__Instruction__
Give back the entire listing verbatim.

BEGIN Dataset rows

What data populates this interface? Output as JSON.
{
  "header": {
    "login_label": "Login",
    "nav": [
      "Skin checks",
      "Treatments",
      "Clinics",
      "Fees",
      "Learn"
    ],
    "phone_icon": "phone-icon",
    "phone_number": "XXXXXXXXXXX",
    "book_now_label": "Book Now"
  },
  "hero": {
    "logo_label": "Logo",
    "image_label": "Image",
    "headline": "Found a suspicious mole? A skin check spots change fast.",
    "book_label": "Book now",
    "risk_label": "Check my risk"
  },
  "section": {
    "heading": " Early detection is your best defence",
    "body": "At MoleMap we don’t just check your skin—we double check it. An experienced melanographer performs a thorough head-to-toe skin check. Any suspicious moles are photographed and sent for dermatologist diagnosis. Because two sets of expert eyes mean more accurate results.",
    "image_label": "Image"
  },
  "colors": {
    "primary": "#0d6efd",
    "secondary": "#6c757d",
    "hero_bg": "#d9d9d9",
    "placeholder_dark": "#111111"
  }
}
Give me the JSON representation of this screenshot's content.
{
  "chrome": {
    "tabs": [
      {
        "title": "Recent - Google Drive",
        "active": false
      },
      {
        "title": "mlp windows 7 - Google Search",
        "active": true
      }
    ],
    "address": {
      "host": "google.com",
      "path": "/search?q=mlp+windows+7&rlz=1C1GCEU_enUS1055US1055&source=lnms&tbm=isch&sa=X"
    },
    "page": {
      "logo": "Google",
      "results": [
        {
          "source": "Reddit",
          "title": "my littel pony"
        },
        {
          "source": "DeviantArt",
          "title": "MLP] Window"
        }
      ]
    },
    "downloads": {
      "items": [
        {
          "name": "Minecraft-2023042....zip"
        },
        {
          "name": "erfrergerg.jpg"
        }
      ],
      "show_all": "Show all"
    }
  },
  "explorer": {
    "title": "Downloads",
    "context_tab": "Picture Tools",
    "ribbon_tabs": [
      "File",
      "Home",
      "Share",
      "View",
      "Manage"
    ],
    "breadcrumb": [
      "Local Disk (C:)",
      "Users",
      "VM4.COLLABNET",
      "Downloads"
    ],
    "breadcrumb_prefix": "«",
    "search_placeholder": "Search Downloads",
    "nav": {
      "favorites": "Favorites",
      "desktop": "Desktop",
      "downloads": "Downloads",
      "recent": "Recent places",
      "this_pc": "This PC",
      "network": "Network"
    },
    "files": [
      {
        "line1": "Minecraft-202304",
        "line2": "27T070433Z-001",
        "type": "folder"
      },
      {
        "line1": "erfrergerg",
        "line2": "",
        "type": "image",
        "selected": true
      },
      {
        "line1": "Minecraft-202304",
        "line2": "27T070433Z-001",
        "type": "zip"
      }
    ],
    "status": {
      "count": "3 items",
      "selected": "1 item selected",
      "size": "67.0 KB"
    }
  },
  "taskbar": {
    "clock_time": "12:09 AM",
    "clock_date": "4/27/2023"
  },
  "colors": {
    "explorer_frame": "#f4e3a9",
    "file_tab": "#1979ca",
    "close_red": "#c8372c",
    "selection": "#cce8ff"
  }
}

END Dataset rows

__Worked solution__
What data populates this interface? Output as JSON.
{
  "header": {
    "login_label": "Login",
    "nav": [
      "Skin checks",
      "Treatments",
      "Clinics",
      "Fees",
      "Learn"
    ],
    "phone_icon": "phone-icon",
    "phone_number": "XXXXXXXXXXX",
    "book_now_label": "Book Now"
  },
  "hero": {
    "logo_label": "Logo",
    "image_label": "Image",
    "headline": "Found a suspicious mole? A skin check spots change fast.",
    "book_label": "Book now",
    "risk_label": "Check my risk"
  },
  "section": {
    "heading": " Early detection is your best defence",
    "body": "At MoleMap we don’t just check your skin—we double check it. An experienced melanographer performs a thorough head-to-toe skin check. Any suspicious moles are photographed and sent for dermatologist diagnosis. Because two sets of expert eyes mean more accurate results.",
    "image_label": "Image"
  },
  "colors": {
    "primary": "#0d6efd",
    "secondary": "#6c757d",
    "hero_bg": "#d9d9d9",
    "placeholder_dark": "#111111"
  }
}
Give me the JSON representation of this screenshot's content.
{
  "chrome": {
    "tabs": [
      {
        "title": "Recent - Google Drive",
        "active": false
      },
      {
        "title": "mlp windows 7 - Google Search",
        "active": true
      }
    ],
    "address": {
      "host": "google.com",
      "path": "/search?q=mlp+windows+7&rlz=1C1GCEU_enUS1055US1055&source=lnms&tbm=isch&sa=X"
    },
    "page": {
      "logo": "Google",
      "results": [
        {
          "source": "Reddit",
          "title": "my littel pony"
        },
        {
          "source": "DeviantArt",
          "title": "MLP] Window"
        }
      ]
    },
    "downloads": {
      "items": [
        {
          "name": "Minecraft-2023042....zip"
        },
        {
          "name": "erfrergerg.jpg"
        }
      ],
      "show_all": "Show all"
    }
  },
  "explorer": {
    "title": "Downloads",
    "context_tab": "Picture Tools",
    "ribbon_tabs": [
      "File",
      "Home",
      "Share",
      "View",
      "Manage"
    ],
    "breadcrumb": [
      "Local Disk (C:)",
      "Users",
      "VM4.COLLABNET",
      "Downloads"
    ],
    "breadcrumb_prefix": "«",
    "search_placeholder": "Search Downloads",
    "nav": {
      "favorites": "Favorites",
      "desktop": "Desktop",
      "downloads": "Downloads",
      "recent": "Recent places",
      "this_pc": "This PC",
      "network": "Network"
    },
    "files": [
      {
        "line1": "Minecraft-202304",
        "line2": "27T070433Z-001",
        "type": "folder"
      },
      {
        "line1": "erfrergerg",
        "line2": "",
        "type": "image",
        "selected": true
      },
      {
        "line1": "Minecraft-202304",
        "line2": "27T070433Z-001",
        "type": "zip"
      }
    ],
    "status": {
      "count": "3 items",
      "selected": "1 item selected",
      "size": "67.0 KB"
    }
  },
  "taskbar": {
    "clock_time": "12:09 AM",
    "clock_date": "4/27/2023"
  },
  "colors": {
    "explorer_frame": "#f4e3a9",
    "file_tab": "#1979ca",
    "close_red": "#c8372c",
    "selection": "#cce8ff"
  }
}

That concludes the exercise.